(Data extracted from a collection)

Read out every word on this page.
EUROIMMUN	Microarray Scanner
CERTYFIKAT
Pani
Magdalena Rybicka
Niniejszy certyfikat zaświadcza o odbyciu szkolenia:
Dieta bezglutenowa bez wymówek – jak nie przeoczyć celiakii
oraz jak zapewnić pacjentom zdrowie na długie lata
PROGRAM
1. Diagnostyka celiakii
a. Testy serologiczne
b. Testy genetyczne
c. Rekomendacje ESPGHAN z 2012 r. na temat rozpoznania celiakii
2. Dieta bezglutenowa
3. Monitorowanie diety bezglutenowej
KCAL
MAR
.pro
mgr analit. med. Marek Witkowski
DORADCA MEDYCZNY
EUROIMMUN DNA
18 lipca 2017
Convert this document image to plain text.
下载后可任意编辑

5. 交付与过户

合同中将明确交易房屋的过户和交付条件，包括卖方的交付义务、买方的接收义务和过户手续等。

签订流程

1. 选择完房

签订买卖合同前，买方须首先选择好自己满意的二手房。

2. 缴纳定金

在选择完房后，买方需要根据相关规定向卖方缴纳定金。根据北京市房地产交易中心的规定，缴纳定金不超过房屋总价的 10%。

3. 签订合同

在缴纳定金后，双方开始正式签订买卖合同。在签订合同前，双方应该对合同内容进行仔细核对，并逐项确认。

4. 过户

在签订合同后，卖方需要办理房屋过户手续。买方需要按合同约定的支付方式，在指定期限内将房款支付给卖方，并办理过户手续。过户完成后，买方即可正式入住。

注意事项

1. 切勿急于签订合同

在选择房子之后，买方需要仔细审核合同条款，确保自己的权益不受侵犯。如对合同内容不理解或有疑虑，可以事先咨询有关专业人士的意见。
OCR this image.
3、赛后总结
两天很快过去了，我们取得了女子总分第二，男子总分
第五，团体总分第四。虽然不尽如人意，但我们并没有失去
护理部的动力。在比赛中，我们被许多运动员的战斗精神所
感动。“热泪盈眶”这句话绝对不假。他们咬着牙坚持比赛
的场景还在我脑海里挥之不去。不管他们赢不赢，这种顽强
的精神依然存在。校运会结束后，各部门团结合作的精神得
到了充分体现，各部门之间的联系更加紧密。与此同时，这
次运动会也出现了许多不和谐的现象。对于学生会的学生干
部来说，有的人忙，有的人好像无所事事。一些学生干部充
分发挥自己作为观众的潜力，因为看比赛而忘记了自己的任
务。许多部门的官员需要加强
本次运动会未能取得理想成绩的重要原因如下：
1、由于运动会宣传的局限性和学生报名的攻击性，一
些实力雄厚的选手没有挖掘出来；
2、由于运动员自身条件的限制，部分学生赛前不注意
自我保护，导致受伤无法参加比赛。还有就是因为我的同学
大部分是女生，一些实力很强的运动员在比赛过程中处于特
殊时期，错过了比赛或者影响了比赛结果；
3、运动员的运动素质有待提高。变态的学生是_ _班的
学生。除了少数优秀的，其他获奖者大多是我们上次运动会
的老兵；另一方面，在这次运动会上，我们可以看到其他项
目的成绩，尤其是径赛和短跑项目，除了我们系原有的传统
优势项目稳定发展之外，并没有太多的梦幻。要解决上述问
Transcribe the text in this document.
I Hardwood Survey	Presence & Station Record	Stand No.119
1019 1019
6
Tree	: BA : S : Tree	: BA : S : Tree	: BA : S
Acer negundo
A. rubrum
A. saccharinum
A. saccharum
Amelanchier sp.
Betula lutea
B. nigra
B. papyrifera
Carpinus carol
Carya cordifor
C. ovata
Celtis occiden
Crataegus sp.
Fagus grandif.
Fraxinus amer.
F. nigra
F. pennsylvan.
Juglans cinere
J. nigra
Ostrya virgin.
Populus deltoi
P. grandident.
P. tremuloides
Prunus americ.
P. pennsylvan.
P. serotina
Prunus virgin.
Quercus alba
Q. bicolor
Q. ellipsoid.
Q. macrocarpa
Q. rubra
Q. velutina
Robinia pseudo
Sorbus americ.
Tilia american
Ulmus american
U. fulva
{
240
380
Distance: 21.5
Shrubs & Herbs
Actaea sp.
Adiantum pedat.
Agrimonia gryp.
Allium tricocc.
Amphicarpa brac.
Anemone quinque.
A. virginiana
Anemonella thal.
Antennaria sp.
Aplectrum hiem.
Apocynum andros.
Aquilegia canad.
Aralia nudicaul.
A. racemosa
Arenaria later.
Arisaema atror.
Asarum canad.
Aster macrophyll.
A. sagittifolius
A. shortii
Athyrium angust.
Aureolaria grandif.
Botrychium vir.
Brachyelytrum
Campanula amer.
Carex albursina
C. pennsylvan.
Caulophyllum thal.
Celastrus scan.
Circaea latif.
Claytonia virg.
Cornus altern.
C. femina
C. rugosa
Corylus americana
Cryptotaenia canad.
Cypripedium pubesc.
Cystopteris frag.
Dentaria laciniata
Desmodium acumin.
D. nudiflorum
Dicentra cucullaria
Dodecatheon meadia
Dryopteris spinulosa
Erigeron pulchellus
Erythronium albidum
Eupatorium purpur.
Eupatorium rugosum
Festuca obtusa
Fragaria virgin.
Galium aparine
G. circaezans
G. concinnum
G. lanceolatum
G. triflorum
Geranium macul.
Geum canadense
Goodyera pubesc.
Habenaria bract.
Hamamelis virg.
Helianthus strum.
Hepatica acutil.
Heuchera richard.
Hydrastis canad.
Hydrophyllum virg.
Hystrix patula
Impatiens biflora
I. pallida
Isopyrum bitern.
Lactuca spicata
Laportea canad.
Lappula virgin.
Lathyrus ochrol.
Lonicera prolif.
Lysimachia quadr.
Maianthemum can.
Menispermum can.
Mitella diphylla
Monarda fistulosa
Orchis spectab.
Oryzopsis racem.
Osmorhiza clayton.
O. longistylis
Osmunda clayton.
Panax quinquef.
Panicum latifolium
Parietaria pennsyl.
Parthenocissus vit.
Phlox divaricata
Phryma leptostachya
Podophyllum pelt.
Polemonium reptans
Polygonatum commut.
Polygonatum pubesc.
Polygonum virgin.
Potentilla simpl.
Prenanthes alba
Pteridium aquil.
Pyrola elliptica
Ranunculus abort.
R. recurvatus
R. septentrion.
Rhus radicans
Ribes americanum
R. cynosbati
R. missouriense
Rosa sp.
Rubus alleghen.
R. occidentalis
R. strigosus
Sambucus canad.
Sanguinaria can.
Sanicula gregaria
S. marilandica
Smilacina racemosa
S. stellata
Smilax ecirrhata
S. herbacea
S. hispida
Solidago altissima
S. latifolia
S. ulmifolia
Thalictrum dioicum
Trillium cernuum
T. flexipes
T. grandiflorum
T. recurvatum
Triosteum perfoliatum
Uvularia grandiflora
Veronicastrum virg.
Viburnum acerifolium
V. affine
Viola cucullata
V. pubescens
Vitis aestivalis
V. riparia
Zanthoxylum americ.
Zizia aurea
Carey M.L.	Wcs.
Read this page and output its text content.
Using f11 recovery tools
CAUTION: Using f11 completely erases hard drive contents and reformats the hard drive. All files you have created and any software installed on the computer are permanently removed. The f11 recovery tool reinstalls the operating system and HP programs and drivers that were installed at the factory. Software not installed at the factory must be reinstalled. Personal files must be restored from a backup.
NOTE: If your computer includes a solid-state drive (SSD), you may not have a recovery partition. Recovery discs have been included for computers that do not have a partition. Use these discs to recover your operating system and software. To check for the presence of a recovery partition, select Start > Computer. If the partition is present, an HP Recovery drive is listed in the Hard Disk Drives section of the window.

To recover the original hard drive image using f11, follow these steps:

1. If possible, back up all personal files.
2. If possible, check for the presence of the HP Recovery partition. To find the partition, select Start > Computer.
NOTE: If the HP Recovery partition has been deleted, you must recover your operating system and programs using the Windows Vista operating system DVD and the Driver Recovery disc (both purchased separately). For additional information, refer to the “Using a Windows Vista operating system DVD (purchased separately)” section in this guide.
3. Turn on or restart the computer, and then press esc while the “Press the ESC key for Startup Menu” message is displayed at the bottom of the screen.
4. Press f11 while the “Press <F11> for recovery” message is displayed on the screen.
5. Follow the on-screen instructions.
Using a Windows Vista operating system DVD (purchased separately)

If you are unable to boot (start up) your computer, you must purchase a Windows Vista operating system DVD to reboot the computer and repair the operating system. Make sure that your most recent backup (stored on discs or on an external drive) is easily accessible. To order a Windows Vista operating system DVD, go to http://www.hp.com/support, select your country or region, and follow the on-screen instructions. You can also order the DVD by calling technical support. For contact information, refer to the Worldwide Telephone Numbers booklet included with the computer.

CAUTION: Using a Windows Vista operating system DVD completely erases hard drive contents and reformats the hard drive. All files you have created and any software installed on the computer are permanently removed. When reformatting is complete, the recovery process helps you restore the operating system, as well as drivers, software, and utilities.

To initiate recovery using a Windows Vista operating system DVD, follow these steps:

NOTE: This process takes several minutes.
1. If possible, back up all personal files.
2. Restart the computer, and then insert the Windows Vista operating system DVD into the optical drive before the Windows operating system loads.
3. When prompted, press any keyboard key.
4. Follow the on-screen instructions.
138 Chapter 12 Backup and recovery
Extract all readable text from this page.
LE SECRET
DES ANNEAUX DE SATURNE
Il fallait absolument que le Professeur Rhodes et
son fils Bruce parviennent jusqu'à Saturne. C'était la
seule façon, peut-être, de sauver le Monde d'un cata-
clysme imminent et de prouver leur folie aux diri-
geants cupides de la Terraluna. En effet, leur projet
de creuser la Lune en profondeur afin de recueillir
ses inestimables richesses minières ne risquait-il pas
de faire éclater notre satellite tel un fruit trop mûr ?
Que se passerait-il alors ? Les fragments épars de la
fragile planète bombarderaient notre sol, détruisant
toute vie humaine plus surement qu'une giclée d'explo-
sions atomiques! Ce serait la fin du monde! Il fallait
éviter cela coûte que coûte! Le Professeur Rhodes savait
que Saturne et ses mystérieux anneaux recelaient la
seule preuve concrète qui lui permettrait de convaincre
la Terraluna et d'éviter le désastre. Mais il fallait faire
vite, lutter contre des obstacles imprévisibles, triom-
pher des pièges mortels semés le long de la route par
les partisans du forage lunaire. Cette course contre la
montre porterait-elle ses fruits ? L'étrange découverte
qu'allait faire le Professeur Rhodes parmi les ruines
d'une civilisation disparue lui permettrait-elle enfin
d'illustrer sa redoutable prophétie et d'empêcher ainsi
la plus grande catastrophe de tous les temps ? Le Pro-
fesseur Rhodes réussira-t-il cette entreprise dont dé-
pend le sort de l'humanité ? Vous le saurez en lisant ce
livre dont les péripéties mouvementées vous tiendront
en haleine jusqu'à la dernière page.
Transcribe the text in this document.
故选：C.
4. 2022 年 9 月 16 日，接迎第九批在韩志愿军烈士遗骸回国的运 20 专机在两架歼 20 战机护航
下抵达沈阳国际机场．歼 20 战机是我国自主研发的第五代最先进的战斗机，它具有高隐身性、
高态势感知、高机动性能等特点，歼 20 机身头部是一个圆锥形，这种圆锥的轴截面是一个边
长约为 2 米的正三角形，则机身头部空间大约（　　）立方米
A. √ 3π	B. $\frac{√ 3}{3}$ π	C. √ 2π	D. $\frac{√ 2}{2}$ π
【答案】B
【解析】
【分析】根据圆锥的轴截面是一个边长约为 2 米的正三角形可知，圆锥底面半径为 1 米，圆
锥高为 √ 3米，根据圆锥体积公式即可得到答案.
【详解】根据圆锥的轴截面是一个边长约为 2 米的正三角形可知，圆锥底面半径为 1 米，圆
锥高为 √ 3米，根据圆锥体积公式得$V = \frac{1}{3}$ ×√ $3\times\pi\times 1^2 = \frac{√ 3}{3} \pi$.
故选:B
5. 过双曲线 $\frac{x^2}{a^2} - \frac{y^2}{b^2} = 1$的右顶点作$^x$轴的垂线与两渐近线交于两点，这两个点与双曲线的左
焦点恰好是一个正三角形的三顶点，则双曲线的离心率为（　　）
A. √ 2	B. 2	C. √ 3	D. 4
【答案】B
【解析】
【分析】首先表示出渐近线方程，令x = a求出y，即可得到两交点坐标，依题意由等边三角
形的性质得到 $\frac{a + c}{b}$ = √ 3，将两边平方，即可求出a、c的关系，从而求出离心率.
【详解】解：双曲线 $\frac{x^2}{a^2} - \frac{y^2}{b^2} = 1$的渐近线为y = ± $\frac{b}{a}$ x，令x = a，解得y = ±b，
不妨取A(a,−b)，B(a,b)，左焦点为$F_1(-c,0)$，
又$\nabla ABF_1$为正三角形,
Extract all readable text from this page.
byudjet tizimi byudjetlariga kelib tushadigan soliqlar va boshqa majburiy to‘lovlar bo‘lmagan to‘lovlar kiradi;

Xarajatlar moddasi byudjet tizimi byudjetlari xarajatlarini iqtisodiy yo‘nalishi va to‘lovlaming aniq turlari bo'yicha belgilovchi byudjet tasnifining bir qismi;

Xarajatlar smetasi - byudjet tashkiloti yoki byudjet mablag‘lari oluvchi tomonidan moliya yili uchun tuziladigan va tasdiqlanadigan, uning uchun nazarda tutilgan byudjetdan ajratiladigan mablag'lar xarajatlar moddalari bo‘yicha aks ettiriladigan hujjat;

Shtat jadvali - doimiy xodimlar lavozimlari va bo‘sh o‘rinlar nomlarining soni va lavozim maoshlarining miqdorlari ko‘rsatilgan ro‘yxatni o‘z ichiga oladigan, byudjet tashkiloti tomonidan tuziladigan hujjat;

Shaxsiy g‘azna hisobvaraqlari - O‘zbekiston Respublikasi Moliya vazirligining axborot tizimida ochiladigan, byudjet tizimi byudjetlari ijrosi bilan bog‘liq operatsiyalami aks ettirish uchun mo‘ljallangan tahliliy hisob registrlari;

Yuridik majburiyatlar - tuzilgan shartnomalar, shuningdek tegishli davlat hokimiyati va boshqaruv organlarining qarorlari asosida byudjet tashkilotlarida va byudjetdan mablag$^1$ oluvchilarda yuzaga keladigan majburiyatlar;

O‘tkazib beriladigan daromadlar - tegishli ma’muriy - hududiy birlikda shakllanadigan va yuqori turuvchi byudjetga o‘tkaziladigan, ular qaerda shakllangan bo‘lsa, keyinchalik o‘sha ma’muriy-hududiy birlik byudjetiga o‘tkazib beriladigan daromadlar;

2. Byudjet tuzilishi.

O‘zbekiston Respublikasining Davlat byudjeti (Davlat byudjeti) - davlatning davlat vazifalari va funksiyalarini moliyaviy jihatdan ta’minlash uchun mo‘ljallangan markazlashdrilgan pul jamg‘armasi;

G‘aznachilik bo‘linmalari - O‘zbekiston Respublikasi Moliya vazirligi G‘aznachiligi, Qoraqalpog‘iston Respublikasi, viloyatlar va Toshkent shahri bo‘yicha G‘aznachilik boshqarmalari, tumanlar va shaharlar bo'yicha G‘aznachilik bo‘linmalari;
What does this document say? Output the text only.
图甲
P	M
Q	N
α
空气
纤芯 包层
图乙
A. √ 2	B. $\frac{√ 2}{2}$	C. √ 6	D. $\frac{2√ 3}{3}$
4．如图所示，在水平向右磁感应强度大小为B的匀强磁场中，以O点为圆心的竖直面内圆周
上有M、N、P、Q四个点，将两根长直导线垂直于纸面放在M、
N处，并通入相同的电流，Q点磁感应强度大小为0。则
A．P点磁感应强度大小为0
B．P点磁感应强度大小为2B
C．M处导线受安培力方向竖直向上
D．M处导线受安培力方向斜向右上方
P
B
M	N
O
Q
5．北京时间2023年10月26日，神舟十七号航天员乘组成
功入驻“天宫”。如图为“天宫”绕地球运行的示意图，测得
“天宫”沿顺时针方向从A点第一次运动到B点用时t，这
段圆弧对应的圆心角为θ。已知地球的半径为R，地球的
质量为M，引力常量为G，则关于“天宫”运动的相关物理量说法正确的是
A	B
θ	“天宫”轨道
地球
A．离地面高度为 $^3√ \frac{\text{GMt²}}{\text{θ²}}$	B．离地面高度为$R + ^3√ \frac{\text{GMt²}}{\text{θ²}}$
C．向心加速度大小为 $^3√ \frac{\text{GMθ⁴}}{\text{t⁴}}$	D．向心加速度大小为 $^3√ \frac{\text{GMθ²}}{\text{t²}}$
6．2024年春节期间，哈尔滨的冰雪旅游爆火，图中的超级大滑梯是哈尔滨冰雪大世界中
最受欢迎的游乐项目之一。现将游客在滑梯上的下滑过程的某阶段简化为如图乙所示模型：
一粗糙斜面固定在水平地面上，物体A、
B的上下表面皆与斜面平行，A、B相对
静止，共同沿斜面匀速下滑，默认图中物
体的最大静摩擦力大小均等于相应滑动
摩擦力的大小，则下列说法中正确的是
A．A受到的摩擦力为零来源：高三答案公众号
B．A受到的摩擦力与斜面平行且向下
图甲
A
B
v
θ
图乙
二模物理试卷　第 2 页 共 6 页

* [Task statement]
Which lines contain "purchased"? Copy each of them.

* [Reply to the exercise]
NOTE: If the HP Recovery partition has been deleted, you must recover your operating system and programs using the Windows Vista operating system DVD and the Driver Recovery disc (both purchased separately). For additional information, refer to the “Using a Windows Vista operating system DVD (purchased separately)” section in this guide.
Using a Windows Vista operating system DVD (purchased separately)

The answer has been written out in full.